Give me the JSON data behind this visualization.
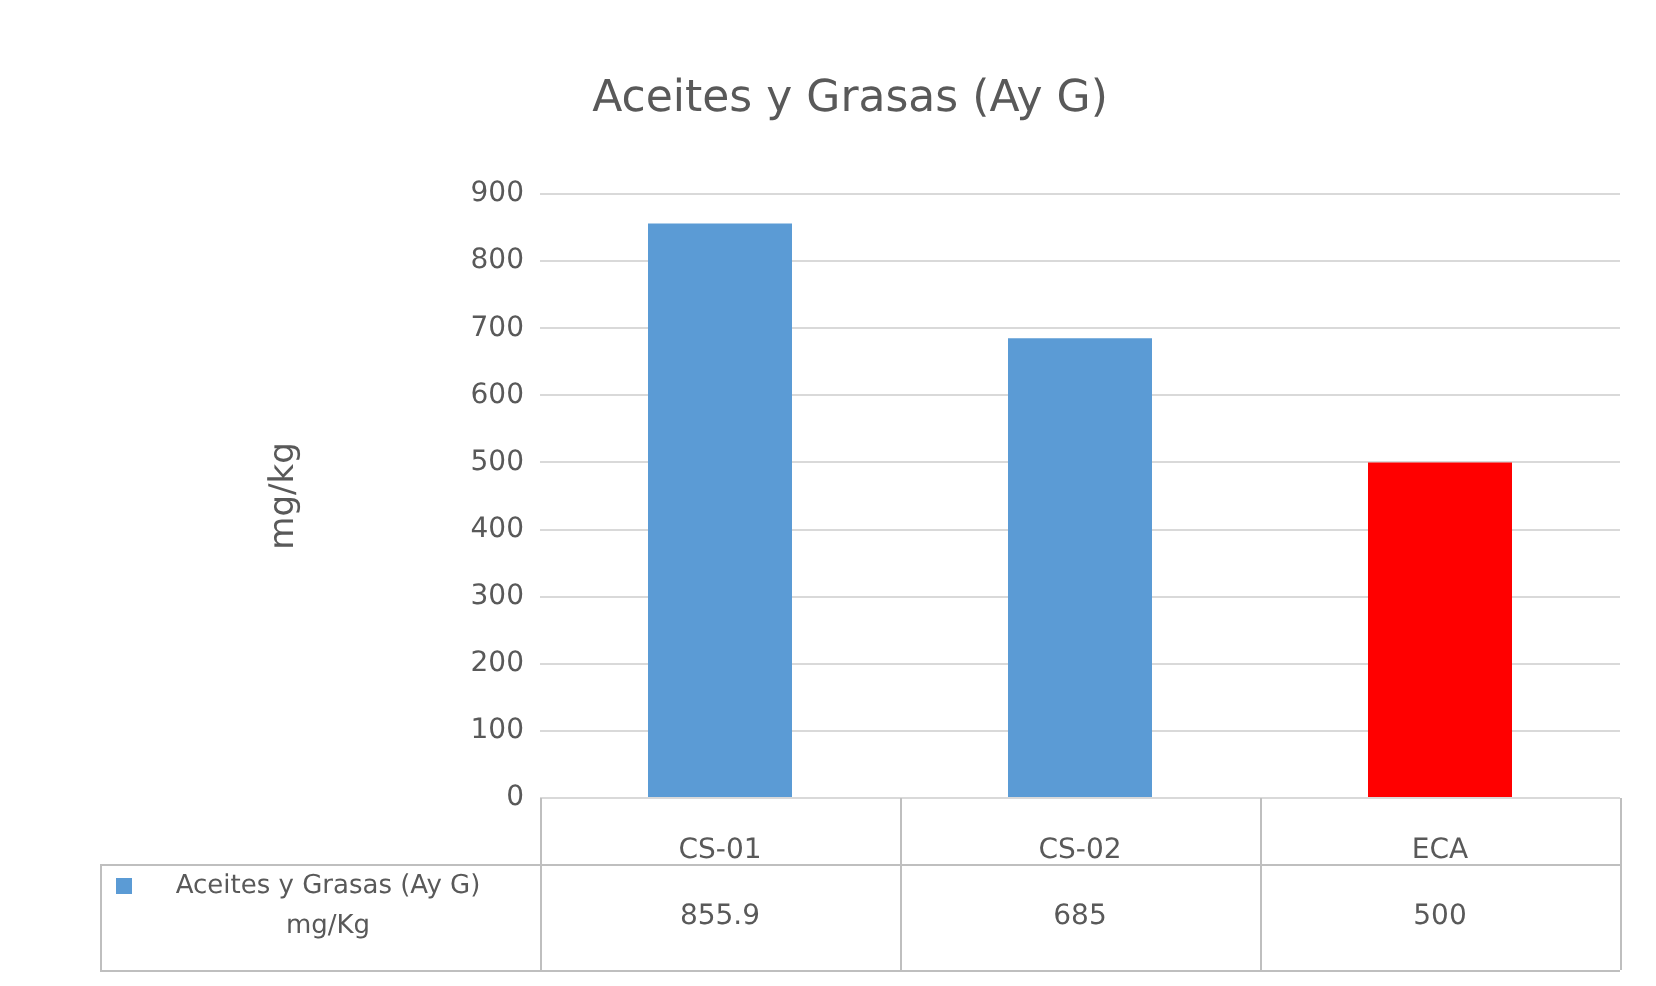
{
  "chart_data": {
    "type": "bar",
    "title": "Aceites y Grasas (Ay G)",
    "ylabel": "mg/kg",
    "categories": [
      "CS-01",
      "CS-02",
      "ECA"
    ],
    "series": [
      {
        "name": "Aceites y Grasas (Ay G) mg/Kg",
        "color": "#5b9bd5",
        "colors": [
          "#5b9bd5",
          "#5b9bd5",
          "#ff0000"
        ],
        "values": [
          855.9,
          685,
          500
        ]
      }
    ],
    "ylim": [
      0,
      900
    ],
    "yticks": [
      0,
      100,
      200,
      300,
      400,
      500,
      600,
      700,
      800,
      900
    ],
    "grid": "y",
    "legend": "bottom",
    "data_labels": true
  }
}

Direction. Report back each line of the entries that holds the string "Grasas".

Response to the exercise.
    "title": "Aceites y Grasas (Ay G)",
        "name": "Aceites y Grasas (Ay G) mg/Kg",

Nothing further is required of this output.